Set exercise: Scan the records for the word "Павел". Copy each line that includes it.

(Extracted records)

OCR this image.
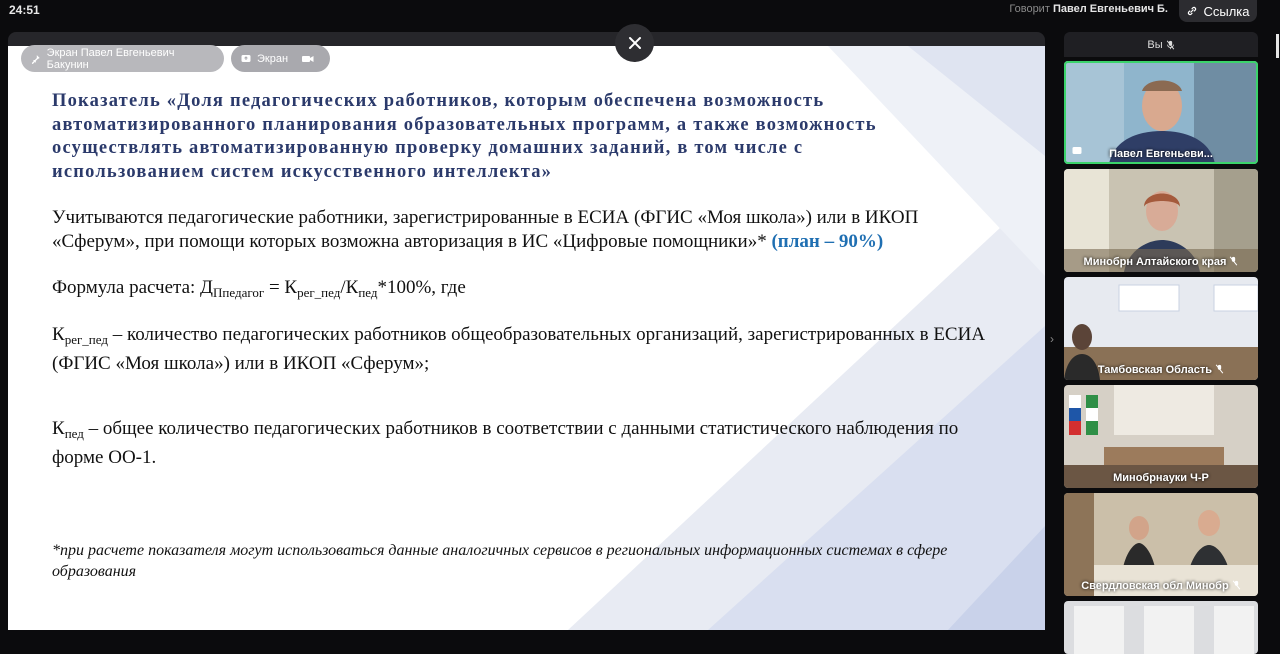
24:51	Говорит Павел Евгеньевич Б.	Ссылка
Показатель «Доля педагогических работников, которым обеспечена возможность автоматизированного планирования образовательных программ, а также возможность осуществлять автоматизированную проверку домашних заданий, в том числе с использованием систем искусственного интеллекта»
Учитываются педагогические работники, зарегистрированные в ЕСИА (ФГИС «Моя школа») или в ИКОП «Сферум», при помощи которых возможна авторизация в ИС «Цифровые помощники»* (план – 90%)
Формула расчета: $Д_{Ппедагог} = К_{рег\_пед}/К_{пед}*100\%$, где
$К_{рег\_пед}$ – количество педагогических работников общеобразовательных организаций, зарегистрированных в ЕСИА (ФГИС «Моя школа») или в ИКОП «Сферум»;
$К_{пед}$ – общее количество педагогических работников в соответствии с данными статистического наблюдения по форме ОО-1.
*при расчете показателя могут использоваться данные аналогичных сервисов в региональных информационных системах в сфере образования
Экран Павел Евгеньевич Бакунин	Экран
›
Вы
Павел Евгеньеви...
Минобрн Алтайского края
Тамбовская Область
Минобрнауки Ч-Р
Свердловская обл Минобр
---
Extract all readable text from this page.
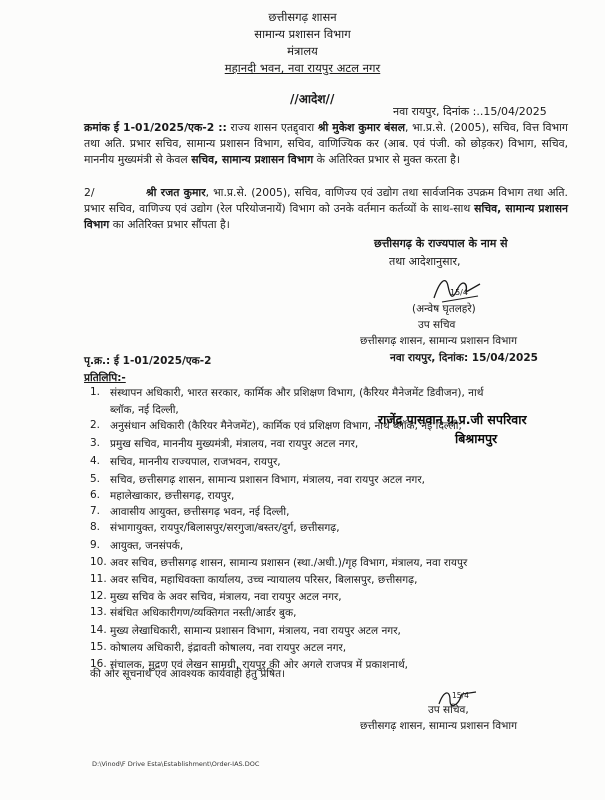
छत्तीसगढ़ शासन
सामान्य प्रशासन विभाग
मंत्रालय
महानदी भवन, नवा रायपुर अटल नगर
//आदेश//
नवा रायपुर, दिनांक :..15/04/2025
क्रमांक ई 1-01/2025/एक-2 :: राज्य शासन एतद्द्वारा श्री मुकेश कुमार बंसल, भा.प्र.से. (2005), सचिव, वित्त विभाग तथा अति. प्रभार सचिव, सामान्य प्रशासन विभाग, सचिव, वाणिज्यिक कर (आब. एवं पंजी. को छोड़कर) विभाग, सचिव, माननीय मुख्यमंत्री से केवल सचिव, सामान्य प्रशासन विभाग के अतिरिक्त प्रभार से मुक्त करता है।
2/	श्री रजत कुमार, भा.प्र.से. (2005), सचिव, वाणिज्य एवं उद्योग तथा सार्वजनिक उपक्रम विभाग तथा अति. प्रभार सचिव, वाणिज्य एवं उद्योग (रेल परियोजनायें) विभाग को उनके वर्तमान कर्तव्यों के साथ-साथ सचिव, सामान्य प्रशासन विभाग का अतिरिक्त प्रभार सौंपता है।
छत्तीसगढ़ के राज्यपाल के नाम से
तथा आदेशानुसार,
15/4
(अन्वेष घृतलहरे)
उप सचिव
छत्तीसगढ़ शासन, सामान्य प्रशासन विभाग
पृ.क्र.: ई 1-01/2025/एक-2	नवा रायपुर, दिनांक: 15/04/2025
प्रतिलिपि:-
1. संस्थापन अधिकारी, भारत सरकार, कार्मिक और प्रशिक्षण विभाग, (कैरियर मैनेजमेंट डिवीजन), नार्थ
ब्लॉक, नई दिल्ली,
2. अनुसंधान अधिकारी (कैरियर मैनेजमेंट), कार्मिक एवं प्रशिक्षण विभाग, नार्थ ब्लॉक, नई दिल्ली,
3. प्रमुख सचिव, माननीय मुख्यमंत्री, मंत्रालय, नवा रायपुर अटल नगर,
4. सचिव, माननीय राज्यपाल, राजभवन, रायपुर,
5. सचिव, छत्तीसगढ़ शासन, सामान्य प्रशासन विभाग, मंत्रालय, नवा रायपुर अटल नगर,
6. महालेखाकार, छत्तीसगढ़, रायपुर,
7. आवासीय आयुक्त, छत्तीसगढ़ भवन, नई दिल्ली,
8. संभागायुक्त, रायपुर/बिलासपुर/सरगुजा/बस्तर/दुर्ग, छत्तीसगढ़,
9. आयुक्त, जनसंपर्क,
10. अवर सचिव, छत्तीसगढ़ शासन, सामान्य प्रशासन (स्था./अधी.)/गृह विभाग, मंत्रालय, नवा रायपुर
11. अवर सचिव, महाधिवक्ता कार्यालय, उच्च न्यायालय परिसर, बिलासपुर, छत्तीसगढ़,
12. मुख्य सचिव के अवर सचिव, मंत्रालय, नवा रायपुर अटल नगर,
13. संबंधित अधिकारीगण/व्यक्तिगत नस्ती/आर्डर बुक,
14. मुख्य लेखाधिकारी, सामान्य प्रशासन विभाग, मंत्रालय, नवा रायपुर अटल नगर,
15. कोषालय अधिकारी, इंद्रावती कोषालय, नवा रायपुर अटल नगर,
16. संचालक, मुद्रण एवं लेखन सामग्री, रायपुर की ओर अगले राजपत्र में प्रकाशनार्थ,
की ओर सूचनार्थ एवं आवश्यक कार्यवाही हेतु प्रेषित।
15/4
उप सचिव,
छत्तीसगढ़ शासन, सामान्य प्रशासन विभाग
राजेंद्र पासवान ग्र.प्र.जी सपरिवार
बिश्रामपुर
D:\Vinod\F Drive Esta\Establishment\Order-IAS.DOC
==
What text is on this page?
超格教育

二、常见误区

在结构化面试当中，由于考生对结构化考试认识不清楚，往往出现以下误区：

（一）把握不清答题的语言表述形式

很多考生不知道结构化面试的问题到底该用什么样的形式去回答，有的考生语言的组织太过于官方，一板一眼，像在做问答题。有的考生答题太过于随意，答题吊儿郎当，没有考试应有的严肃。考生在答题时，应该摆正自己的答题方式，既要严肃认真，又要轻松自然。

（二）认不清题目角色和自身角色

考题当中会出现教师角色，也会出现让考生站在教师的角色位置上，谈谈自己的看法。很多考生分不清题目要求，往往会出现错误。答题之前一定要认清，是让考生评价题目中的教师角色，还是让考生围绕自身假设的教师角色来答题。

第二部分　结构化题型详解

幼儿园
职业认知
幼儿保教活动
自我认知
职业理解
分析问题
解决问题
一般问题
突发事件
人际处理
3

Reply:
24:51	Говорит Павел Евгеньевич Б.	Ссылка
Экран Павел Евгеньевич Бакунин	Экран
Павел Евгеньеви...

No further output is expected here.